» Data entries
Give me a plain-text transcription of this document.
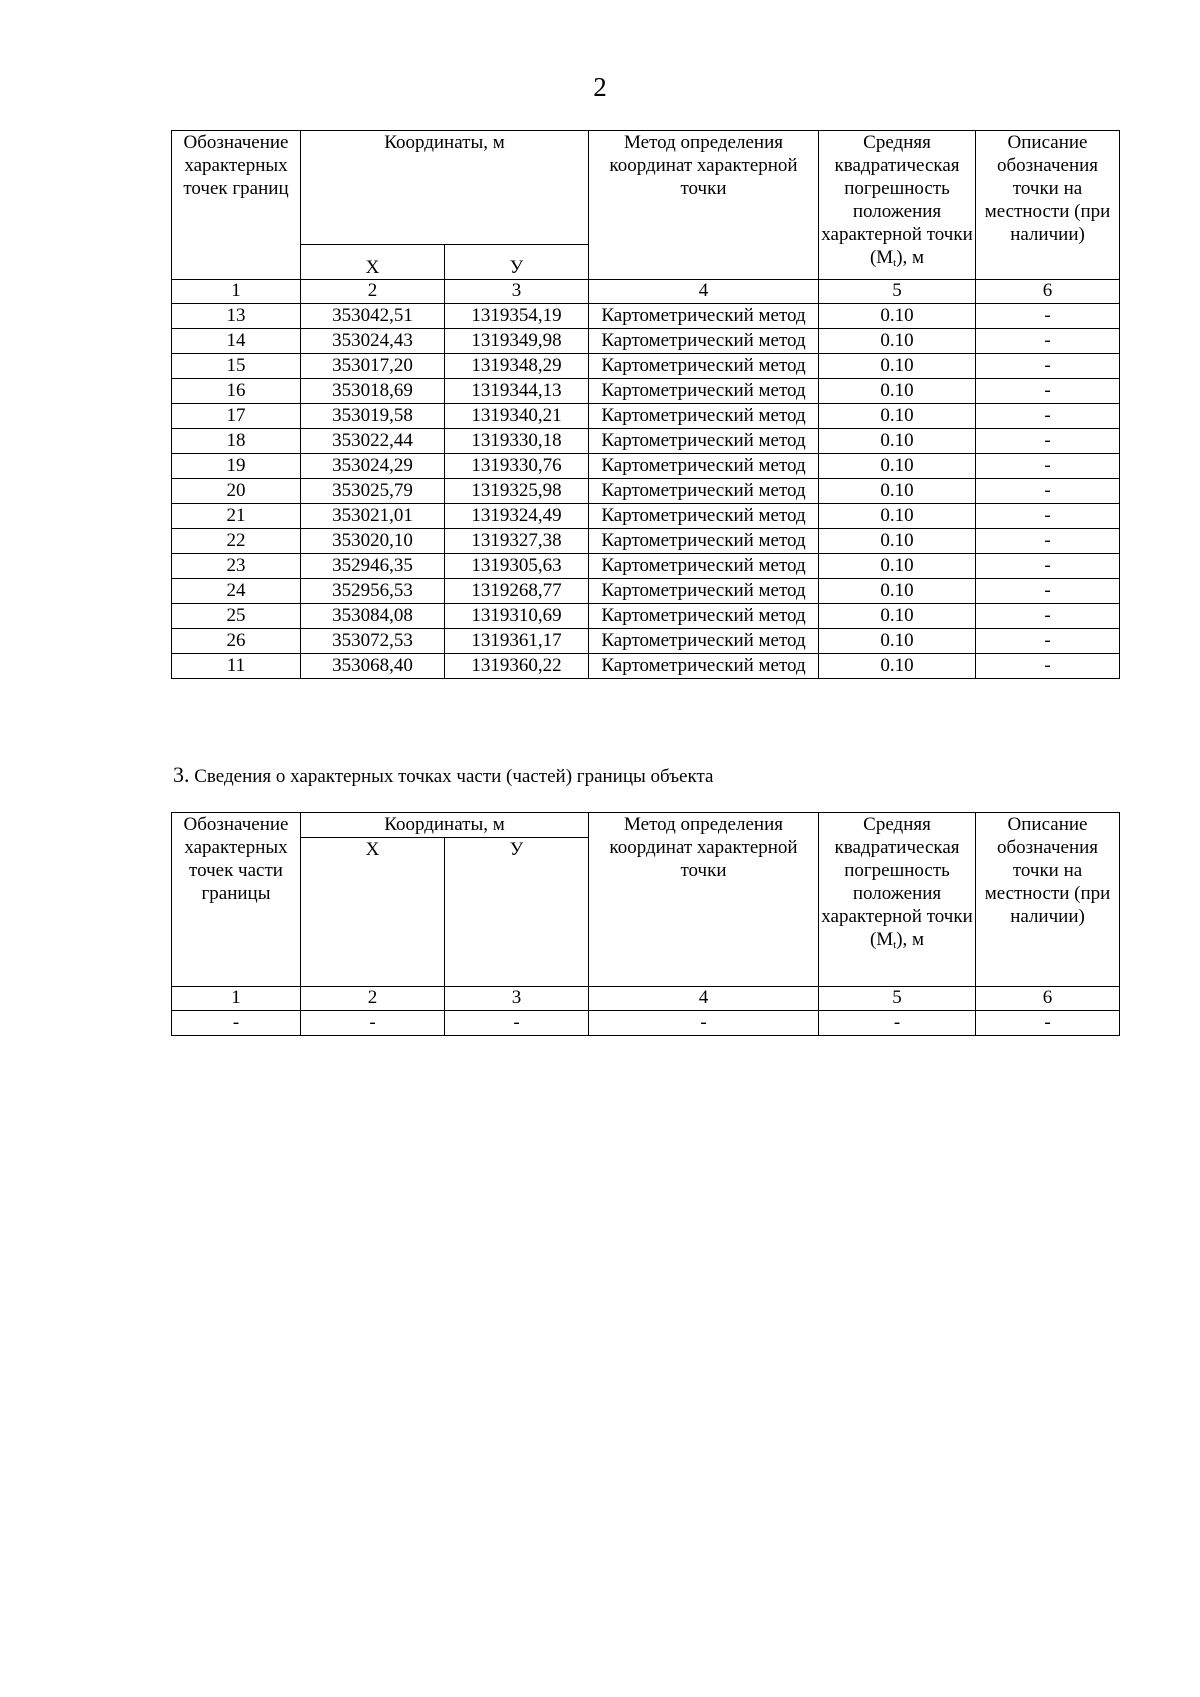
2
Обозначение характерных точек границ	Координаты, м		Метод определения координат характерной точки	Средняя квадратическая погрешность положения характерной точки $(М_t)$, м	Описание обозначения точки на местности (при наличии)
	Х	У			
1	2	3	4	5	6
13	353042,51	1319354,19	Картометрический метод	0.10	-
14	353024,43	1319349,98	Картометрический метод	0.10	-
15	353017,20	1319348,29	Картометрический метод	0.10	-
16	353018,69	1319344,13	Картометрический метод	0.10	-
17	353019,58	1319340,21	Картометрический метод	0.10	-
18	353022,44	1319330,18	Картометрический метод	0.10	-
19	353024,29	1319330,76	Картометрический метод	0.10	-
20	353025,79	1319325,98	Картометрический метод	0.10	-
21	353021,01	1319324,49	Картометрический метод	0.10	-
22	353020,10	1319327,38	Картометрический метод	0.10	-
23	352946,35	1319305,63	Картометрический метод	0.10	-
24	352956,53	1319268,77	Картометрический метод	0.10	-
25	353084,08	1319310,69	Картометрический метод	0.10	-
26	353072,53	1319361,17	Картометрический метод	0.10	-
11	353068,40	1319360,22	Картометрический метод	0.10	-
3. Сведения о характерных точках части (частей) границы объекта
Обозначение характерных точек части границы	Координаты, м		Метод определения координат характерной точки	Средняя квадратическая погрешность положения характерной точки $(М_t)$, м	Описание обозначения точки на местности (при наличии)
	Х	У			
1	2	3	4	5	6
-	-	-	-	-	-
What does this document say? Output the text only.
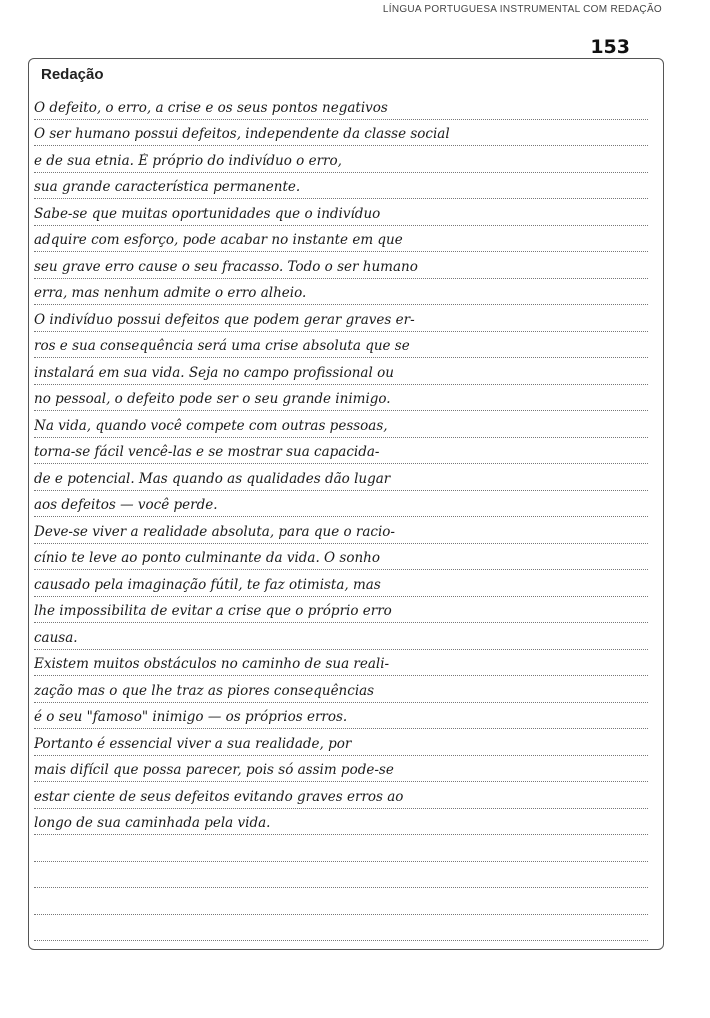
LÍNGUA PORTUGUESA INSTRUMENTAL COM REDAÇÃO
153
Redação
O defeito, o erro, a crise e os seus pontos negativos
O ser humano possui defeitos, independente da classe social
e de sua etnia. É próprio do indivíduo o erro,
sua grande característica permanente.
Sabe-se que muitas oportunidades que o indivíduo
adquire com esforço, pode acabar no instante em que
seu grave erro cause o seu fracasso. Todo o ser humano
erra, mas nenhum admite o erro alheio.
O indivíduo possui defeitos que podem gerar graves er-
ros e sua consequência será uma crise absoluta que se
instalará em sua vida. Seja no campo profissional ou
no pessoal, o defeito pode ser o seu grande inimigo.
Na vida, quando você compete com outras pessoas,
torna-se fácil vencê-las e se mostrar sua capacida-
de e potencial. Mas quando as qualidades dão lugar
aos defeitos — você perde.
Deve-se viver a realidade absoluta, para que o racio-
cínio te leve ao ponto culminante da vida. O sonho
causado pela imaginação fútil, te faz otimista, mas
lhe impossibilita de evitar a crise que o próprio erro
causa.
Existem muitos obstáculos no caminho de sua reali-
zação mas o que lhe traz as piores consequências
é o seu "famoso" inimigo — os próprios erros.
Portanto é essencial viver a sua realidade, por
mais difícil que possa parecer, pois só assim pode-se
estar ciente de seus defeitos evitando graves erros ao
longo de sua caminhada pela vida.
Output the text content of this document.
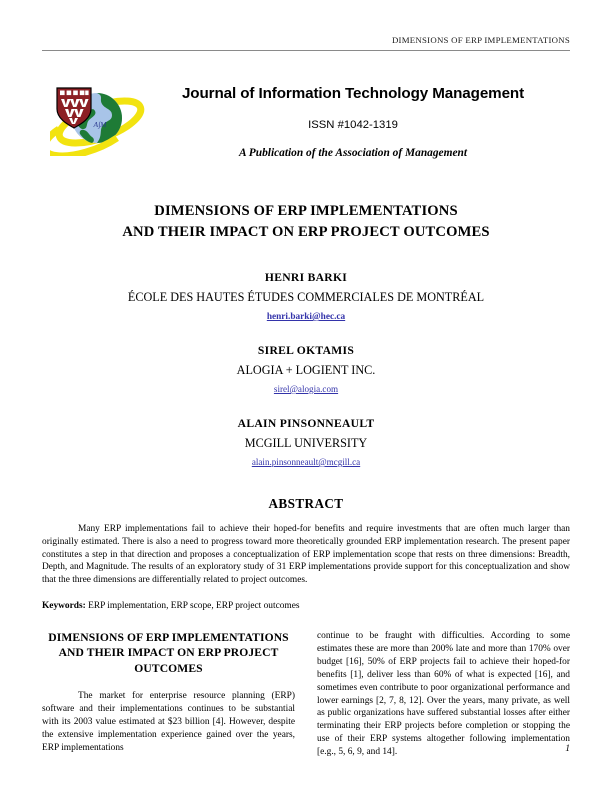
DIMENSIONS OF ERP IMPLEMENTATIONS
A∫M
Journal of Information Technology Management
ISSN #1042-1319
A Publication of the Association of Management
DIMENSIONS OF ERP IMPLEMENTATIONS
AND THEIR IMPACT ON ERP PROJECT OUTCOMES
HENRI BARKI
ÉCOLE DES HAUTES ÉTUDES COMMERCIALES DE MONTRÉAL
henri.barki@hec.ca
SIREL OKTAMIS
ALOGIA + LOGIENT INC.
sirel@alogia.com
ALAIN PINSONNEAULT
MCGILL UNIVERSITY
alain.pinsonneault@mcgill.ca
ABSTRACT
Many ERP implementations fail to achieve their hoped-for benefits and require investments that are often much larger than originally estimated. There is also a need to progress toward more theoretically grounded ERP implementation research. The present paper constitutes a step in that direction and proposes a conceptualization of ERP implementation scope that rests on three dimensions: Breadth, Depth, and Magnitude. The results of an exploratory study of 31 ERP implementations provide support for this conceptualization and show that the three dimensions are differentially related to project outcomes.
Keywords: ERP implementation, ERP scope, ERP project outcomes
DIMENSIONS OF ERP IMPLEMENTATIONS AND THEIR IMPACT ON ERP PROJECT OUTCOMES

The market for enterprise resource planning (ERP) software and their implementations continues to be substantial with its 2003 value estimated at $23 billion [4]. However, despite the extensive implementation experience gained over the years, ERP implementations

continue to be fraught with difficulties. According to some estimates these are more than 200% late and more than 170% over budget [16], 50% of ERP projects fail to achieve their hoped-for benefits [1], deliver less than 60% of what is expected [16], and sometimes even contribute to poor organizational performance and lower earnings [2, 7, 8, 12]. Over the years, many private, as well as public organizations have suffered substantial losses after either terminating their ERP projects before completion or stopping the use of their ERP systems altogether following implementation [e.g., 5, 6, 9, and 14].	1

» Problem details
Report each line in the preceding entries that holds the string "vida".

» Written solution
instalará em sua vida. Seja no campo profissional ou
Na vida, quando você compete com outras pessoas,
cínio te leve ao ponto culminante da vida. O sonho
longo de sua caminhada pela vida.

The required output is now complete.